___ Records provided ___
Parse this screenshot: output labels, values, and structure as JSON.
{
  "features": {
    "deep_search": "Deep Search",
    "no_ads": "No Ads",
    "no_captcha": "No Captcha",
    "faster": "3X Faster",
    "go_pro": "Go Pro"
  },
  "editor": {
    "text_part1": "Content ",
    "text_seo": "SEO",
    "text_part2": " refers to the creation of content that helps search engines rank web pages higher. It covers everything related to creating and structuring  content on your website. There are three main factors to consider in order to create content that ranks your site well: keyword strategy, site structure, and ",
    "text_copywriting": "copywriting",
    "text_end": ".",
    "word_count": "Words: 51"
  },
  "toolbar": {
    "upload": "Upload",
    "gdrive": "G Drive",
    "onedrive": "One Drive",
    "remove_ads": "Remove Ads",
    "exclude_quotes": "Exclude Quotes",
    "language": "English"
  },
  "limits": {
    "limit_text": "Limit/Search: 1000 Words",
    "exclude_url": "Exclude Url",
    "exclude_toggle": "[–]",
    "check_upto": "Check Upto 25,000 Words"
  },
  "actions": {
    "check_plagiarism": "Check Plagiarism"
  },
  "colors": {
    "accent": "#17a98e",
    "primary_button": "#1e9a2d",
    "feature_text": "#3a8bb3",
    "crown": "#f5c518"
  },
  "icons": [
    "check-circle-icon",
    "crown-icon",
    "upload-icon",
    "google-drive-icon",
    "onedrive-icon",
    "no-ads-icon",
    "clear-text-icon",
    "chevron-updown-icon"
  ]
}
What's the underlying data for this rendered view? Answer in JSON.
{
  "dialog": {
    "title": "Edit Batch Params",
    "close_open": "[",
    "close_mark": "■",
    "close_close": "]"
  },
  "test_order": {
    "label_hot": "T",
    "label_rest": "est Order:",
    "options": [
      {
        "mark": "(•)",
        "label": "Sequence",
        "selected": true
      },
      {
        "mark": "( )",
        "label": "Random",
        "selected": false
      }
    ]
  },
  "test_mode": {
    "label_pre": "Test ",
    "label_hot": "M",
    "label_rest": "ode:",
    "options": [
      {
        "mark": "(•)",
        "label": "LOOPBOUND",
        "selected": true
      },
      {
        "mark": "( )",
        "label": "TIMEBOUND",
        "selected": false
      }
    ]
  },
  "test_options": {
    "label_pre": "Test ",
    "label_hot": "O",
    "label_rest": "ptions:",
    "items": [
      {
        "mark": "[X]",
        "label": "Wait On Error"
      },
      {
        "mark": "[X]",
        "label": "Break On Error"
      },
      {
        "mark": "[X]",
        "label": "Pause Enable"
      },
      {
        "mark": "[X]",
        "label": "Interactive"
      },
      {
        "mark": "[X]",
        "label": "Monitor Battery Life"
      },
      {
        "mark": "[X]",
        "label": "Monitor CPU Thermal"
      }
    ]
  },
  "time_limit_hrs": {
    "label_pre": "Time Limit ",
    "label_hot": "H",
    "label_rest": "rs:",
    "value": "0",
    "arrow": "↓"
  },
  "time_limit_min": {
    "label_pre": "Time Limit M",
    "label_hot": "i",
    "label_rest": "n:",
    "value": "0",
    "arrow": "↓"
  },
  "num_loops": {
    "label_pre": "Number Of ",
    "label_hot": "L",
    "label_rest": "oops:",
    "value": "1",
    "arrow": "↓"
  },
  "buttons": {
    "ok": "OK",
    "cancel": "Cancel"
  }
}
___
- **Written task**
Locate the word "JSON" in the records above, and return each line that has it.

- **Result of this exercise**
Parse this screenshot: output labels, values, and structure as JSON.
What's the underlying data for this rendered view? Answer in JSON.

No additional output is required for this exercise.